PROBLEM REQUIREMENTS -
Give the entries again, word for word.

# START OF EXTRACTED DATA

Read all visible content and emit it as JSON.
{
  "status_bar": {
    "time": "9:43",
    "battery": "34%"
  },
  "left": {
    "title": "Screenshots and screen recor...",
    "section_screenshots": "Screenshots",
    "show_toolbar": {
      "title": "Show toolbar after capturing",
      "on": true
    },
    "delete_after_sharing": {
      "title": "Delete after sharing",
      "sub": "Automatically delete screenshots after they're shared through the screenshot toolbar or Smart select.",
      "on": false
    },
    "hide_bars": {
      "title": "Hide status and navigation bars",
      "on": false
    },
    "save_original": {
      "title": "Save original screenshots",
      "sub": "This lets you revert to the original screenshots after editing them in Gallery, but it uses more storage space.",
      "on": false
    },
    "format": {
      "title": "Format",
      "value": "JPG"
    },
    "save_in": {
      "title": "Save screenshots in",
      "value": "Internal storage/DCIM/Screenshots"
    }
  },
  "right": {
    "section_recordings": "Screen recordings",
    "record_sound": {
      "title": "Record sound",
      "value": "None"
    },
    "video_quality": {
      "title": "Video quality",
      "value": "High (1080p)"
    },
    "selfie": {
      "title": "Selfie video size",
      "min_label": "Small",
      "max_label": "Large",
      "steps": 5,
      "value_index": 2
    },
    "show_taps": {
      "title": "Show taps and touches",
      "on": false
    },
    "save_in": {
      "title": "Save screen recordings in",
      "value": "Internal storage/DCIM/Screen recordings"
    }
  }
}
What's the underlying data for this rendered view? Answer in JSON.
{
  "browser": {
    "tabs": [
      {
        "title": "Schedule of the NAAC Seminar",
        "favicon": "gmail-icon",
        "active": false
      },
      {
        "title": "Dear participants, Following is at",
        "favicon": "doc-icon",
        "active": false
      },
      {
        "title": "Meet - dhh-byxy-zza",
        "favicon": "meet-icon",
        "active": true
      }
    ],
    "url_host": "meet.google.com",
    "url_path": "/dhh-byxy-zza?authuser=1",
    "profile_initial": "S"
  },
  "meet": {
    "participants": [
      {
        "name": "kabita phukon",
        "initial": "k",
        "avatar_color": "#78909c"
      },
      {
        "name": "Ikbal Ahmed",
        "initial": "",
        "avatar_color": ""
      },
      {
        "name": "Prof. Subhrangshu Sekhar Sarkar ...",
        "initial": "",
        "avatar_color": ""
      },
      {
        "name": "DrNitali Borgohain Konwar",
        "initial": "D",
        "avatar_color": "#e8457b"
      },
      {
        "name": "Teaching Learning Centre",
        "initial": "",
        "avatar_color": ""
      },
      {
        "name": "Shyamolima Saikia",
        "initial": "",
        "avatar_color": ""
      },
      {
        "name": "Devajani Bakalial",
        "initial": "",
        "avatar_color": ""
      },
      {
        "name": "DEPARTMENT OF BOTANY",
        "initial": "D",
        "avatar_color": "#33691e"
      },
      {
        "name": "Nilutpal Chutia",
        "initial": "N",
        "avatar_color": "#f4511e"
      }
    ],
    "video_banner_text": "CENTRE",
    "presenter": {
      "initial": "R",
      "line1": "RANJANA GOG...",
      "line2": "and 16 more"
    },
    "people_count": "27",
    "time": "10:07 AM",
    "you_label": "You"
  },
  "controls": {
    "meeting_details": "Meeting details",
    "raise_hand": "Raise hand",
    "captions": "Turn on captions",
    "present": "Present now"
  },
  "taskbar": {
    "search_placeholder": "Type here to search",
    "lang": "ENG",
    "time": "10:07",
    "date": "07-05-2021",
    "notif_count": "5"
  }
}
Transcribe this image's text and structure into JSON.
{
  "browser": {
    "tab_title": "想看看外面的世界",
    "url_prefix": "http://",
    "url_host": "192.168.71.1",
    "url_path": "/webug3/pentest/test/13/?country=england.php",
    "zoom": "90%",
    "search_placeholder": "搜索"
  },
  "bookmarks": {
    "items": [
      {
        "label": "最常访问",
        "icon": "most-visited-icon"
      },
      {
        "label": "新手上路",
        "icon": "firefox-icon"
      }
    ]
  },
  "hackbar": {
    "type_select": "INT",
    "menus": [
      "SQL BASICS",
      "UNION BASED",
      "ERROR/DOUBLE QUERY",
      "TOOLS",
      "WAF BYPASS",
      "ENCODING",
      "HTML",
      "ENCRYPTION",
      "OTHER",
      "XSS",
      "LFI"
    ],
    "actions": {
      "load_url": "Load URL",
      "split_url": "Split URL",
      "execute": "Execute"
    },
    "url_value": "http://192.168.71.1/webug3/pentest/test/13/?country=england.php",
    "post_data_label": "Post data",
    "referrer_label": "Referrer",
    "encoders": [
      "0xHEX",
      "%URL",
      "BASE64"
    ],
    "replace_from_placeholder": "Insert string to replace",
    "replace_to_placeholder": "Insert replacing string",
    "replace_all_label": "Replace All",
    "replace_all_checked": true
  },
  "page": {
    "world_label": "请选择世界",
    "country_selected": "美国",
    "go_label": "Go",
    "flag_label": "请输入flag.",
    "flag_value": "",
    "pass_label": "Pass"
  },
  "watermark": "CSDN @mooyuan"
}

# END OF EXTRACTED DATA

THE COMPLETED TASK -
Read all visible content and emit it as JSON.
{
  "status_bar": {
    "time": "9:43",
    "battery": "34%"
  },
  "left": {
    "title": "Screenshots and screen recor...",
    "section_screenshots": "Screenshots",
    "show_toolbar": {
      "title": "Show toolbar after capturing",
      "on": true
    },
    "delete_after_sharing": {
      "title": "Delete after sharing",
      "sub": "Automatically delete screenshots after they're shared through the screenshot toolbar or Smart select.",
      "on": false
    },
    "hide_bars": {
      "title": "Hide status and navigation bars",
      "on": false
    },
    "save_original": {
      "title": "Save original screenshots",
      "sub": "This lets you revert to the original screenshots after editing them in Gallery, but it uses more storage space.",
      "on": false
    },
    "format": {
      "title": "Format",
      "value": "JPG"
    },
    "save_in": {
      "title": "Save screenshots in",
      "value": "Internal storage/DCIM/Screenshots"
    }
  },
  "right": {
    "section_recordings": "Screen recordings",
    "record_sound": {
      "title": "Record sound",
      "value": "None"
    },
    "video_quality": {
      "title": "Video quality",
      "value": "High (1080p)"
    },
    "selfie": {
      "title": "Selfie video size",
      "min_label": "Small",
      "max_label": "Large",
      "steps": 5,
      "value_index": 2
    },
    "show_taps": {
      "title": "Show taps and touches",
      "on": false
    },
    "save_in": {
      "title": "Save screen recordings in",
      "value": "Internal storage/DCIM/Screen recordings"
    }
  }
}
What's the underlying data for this rendered view? Answer in JSON.
{
  "browser": {
    "tabs": [
      {
        "title": "Schedule of the NAAC Seminar",
        "favicon": "gmail-icon",
        "active": false
      },
      {
        "title": "Dear participants, Following is at",
        "favicon": "doc-icon",
        "active": false
      },
      {
        "title": "Meet - dhh-byxy-zza",
        "favicon": "meet-icon",
        "active": true
      }
    ],
    "url_host": "meet.google.com",
    "url_path": "/dhh-byxy-zza?authuser=1",
    "profile_initial": "S"
  },
  "meet": {
    "participants": [
      {
        "name": "kabita phukon",
        "initial": "k",
        "avatar_color": "#78909c"
      },
      {
        "name": "Ikbal Ahmed",
        "initial": "",
        "avatar_color": ""
      },
      {
        "name": "Prof. Subhrangshu Sekhar Sarkar ...",
        "initial": "",
        "avatar_color": ""
      },
      {
        "name": "DrNitali Borgohain Konwar",
        "initial": "D",
        "avatar_color": "#e8457b"
      },
      {
        "name": "Teaching Learning Centre",
        "initial": "",
        "avatar_color": ""
      },
      {
        "name": "Shyamolima Saikia",
        "initial": "",
        "avatar_color": ""
      },
      {
        "name": "Devajani Bakalial",
        "initial": "",
        "avatar_color": ""
      },
      {
        "name": "DEPARTMENT OF BOTANY",
        "initial": "D",
        "avatar_color": "#33691e"
      },
      {
        "name": "Nilutpal Chutia",
        "initial": "N",
        "avatar_color": "#f4511e"
      }
    ],
    "video_banner_text": "CENTRE",
    "presenter": {
      "initial": "R",
      "line1": "RANJANA GOG...",
      "line2": "and 16 more"
    },
    "people_count": "27",
    "time": "10:07 AM",
    "you_label": "You"
  },
  "controls": {
    "meeting_details": "Meeting details",
    "raise_hand": "Raise hand",
    "captions": "Turn on captions",
    "present": "Present now"
  },
  "taskbar": {
    "search_placeholder": "Type here to search",
    "lang": "ENG",
    "time": "10:07",
    "date": "07-05-2021",
    "notif_count": "5"
  }
}
Transcribe this image's text and structure into JSON.
{
  "browser": {
    "tab_title": "想看看外面的世界",
    "url_prefix": "http://",
    "url_host": "192.168.71.1",
    "url_path": "/webug3/pentest/test/13/?country=england.php",
    "zoom": "90%",
    "search_placeholder": "搜索"
  },
  "bookmarks": {
    "items": [
      {
        "label": "最常访问",
        "icon": "most-visited-icon"
      },
      {
        "label": "新手上路",
        "icon": "firefox-icon"
      }
    ]
  },
  "hackbar": {
    "type_select": "INT",
    "menus": [
      "SQL BASICS",
      "UNION BASED",
      "ERROR/DOUBLE QUERY",
      "TOOLS",
      "WAF BYPASS",
      "ENCODING",
      "HTML",
      "ENCRYPTION",
      "OTHER",
      "XSS",
      "LFI"
    ],
    "actions": {
      "load_url": "Load URL",
      "split_url": "Split URL",
      "execute": "Execute"
    },
    "url_value": "http://192.168.71.1/webug3/pentest/test/13/?country=england.php",
    "post_data_label": "Post data",
    "referrer_label": "Referrer",
    "encoders": [
      "0xHEX",
      "%URL",
      "BASE64"
    ],
    "replace_from_placeholder": "Insert string to replace",
    "replace_to_placeholder": "Insert replacing string",
    "replace_all_label": "Replace All",
    "replace_all_checked": true
  },
  "page": {
    "world_label": "请选择世界",
    "country_selected": "美国",
    "go_label": "Go",
    "flag_label": "请输入flag.",
    "flag_value": "",
    "pass_label": "Pass"
  },
  "watermark": "CSDN @mooyuan"
}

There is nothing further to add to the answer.